* begin Extracted material *
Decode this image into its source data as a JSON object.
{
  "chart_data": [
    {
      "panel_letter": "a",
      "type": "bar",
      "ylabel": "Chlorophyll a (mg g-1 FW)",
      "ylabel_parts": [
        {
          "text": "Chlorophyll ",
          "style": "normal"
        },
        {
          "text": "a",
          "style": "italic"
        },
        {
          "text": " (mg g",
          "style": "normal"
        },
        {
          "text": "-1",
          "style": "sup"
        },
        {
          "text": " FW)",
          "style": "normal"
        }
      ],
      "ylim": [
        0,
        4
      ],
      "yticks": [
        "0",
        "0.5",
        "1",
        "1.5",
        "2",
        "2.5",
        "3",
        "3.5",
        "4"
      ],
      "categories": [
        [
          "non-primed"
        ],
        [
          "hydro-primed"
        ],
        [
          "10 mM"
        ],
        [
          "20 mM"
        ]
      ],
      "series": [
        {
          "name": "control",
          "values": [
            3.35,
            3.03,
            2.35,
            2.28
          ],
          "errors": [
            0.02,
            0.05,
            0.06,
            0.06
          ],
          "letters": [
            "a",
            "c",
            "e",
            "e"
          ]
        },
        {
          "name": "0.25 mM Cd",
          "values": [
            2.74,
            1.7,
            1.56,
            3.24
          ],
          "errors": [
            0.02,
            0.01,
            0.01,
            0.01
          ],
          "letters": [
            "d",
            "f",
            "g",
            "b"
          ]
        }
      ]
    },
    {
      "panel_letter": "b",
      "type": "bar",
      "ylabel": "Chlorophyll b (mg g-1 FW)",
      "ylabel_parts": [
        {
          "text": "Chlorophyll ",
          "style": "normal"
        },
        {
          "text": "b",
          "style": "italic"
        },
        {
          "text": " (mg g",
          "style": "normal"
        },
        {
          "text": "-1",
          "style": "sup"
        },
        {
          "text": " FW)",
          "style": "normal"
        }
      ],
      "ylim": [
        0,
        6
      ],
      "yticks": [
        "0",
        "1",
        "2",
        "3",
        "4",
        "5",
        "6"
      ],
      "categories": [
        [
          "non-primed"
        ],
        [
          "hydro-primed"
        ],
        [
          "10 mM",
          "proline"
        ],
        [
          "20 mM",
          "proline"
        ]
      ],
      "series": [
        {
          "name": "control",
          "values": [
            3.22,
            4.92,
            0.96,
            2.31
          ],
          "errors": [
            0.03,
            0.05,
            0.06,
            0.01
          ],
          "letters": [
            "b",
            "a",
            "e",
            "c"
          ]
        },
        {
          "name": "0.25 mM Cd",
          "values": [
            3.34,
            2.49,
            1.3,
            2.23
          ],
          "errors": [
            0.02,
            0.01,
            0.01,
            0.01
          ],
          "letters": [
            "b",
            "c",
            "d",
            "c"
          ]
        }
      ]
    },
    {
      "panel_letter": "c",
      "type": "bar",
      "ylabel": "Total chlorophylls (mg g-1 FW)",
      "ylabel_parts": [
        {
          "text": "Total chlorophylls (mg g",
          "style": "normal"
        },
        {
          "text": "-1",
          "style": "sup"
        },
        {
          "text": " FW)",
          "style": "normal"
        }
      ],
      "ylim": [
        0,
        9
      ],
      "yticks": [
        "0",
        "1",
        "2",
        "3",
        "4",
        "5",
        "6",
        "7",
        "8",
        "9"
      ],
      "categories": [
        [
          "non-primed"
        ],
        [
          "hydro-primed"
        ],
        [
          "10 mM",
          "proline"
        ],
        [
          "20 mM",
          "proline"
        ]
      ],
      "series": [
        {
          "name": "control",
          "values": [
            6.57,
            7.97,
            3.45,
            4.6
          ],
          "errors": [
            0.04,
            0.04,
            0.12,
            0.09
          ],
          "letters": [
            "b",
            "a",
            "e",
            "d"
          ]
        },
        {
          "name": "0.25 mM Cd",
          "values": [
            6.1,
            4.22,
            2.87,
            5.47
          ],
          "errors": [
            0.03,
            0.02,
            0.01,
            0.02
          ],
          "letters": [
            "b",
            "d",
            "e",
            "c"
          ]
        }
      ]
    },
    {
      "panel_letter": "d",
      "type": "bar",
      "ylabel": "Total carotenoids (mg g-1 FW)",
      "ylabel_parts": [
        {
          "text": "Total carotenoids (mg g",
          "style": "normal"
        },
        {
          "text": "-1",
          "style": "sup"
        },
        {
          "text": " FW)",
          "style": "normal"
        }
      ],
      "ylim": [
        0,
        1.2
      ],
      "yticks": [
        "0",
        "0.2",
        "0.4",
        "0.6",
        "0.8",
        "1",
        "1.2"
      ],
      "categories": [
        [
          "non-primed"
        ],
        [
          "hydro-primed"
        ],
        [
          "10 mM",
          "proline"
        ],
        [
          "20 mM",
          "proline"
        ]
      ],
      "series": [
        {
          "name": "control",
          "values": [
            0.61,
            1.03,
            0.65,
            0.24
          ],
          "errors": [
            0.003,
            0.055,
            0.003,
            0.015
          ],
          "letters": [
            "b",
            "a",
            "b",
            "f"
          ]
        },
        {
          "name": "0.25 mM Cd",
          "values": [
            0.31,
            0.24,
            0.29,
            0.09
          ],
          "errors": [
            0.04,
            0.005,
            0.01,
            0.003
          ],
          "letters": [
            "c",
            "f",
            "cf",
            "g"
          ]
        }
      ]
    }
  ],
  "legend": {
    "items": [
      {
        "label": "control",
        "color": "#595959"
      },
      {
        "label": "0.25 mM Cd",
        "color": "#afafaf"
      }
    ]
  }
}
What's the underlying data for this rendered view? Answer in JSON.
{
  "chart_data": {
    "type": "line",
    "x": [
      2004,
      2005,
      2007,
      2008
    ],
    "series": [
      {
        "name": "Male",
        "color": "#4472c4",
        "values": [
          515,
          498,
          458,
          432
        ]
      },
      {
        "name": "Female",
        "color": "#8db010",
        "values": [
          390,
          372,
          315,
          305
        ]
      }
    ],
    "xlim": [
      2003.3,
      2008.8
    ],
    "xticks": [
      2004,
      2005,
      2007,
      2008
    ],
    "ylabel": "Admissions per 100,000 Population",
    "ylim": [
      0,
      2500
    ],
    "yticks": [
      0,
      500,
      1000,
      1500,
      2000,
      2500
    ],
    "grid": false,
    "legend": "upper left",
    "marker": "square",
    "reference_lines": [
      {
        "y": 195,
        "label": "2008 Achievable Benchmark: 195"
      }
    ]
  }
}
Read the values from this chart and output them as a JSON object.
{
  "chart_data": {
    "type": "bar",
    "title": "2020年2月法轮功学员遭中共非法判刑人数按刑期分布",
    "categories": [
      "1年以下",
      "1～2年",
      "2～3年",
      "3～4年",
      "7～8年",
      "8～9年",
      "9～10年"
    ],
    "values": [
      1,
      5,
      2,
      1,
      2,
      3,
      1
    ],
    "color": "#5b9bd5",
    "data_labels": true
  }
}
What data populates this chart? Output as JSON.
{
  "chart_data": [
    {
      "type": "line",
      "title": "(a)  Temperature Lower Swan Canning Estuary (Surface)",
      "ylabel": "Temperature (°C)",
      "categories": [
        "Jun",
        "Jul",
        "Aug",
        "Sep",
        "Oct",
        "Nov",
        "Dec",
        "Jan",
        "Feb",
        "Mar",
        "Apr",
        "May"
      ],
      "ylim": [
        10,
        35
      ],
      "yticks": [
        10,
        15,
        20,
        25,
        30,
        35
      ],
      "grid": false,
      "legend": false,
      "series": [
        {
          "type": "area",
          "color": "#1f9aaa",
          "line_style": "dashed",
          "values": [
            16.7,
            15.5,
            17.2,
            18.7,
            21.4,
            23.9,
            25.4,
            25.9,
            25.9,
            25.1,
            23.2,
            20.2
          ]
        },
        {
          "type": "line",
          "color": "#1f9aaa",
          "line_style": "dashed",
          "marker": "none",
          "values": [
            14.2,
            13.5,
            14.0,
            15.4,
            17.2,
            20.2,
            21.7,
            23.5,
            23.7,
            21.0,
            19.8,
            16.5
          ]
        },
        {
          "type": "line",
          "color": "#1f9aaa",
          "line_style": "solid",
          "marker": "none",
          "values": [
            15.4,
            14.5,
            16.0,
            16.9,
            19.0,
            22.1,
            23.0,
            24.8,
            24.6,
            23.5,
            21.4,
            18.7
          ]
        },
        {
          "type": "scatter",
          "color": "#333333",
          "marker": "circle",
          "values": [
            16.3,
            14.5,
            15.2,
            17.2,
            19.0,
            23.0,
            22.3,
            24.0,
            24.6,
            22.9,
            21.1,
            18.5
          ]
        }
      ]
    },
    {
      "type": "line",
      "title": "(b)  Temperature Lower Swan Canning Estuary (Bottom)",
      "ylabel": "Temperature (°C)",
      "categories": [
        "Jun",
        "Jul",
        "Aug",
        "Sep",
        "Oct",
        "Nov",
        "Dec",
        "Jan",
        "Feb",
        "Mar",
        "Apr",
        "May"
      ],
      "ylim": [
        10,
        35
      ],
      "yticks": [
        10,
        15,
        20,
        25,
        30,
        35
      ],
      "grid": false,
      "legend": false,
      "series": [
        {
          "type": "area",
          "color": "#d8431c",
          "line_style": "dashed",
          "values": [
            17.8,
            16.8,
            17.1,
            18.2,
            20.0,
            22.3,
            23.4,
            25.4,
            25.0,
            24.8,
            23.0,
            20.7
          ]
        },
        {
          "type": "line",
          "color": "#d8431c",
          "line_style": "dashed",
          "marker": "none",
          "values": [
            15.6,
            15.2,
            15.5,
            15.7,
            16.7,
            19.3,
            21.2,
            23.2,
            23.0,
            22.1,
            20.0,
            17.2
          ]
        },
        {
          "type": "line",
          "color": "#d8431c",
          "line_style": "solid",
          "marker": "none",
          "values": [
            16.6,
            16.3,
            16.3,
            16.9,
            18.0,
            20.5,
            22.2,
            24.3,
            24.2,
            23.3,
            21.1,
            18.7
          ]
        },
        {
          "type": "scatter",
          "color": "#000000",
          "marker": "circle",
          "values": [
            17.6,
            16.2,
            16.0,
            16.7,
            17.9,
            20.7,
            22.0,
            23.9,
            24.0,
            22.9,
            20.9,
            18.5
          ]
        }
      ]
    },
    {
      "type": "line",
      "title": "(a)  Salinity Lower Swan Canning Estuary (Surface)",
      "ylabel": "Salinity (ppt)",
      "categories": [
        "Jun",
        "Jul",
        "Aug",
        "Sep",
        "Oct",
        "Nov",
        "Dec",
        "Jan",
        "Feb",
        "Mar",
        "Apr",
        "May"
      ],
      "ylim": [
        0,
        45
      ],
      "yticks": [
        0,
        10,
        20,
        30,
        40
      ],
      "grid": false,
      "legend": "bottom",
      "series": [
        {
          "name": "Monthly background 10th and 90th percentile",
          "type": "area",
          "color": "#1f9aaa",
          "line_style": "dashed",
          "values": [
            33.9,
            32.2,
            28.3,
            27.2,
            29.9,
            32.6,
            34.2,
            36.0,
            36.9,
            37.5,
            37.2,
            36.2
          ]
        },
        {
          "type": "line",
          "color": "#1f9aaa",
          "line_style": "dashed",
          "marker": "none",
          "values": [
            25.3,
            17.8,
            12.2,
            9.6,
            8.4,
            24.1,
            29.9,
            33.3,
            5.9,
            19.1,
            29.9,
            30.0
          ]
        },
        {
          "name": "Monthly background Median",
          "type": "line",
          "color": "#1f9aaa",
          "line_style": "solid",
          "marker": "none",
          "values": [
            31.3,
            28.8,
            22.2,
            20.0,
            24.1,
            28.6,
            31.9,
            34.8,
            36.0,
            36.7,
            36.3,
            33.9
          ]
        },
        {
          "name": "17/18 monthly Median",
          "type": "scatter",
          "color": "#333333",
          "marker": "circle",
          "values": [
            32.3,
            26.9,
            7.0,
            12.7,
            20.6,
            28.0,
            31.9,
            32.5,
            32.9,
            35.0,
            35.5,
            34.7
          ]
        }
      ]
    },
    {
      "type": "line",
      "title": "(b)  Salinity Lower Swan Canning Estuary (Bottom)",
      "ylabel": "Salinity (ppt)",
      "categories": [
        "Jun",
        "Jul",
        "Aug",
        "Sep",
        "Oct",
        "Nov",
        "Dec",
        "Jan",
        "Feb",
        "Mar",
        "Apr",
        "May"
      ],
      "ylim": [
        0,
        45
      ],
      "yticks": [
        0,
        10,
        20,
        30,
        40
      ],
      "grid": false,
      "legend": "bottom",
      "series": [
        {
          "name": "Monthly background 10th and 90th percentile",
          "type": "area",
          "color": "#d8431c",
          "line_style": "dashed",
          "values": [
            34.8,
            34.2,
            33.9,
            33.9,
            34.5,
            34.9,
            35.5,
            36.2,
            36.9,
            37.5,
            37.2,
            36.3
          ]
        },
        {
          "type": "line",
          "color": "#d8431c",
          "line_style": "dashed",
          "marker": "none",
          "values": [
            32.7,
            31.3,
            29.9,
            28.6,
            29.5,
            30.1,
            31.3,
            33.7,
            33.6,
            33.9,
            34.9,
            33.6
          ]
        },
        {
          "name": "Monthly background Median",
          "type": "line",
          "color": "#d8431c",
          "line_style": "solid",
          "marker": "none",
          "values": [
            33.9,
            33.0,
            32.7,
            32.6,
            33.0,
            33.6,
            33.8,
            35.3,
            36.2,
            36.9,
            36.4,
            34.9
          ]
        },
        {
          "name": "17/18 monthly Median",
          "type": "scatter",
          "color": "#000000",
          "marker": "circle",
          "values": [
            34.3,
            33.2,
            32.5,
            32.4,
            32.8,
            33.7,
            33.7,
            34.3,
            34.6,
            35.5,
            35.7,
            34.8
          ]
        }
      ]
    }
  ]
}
* end Extracted material *
__Required task__.
Pull out every line containing "JSON".

__Result of the exercise__.
Decode this image into its source data as a JSON object.
What's the underlying data for this rendered view? Answer in JSON.
Read the values from this chart and output them as a JSON object.
What data populates this chart? Output as JSON.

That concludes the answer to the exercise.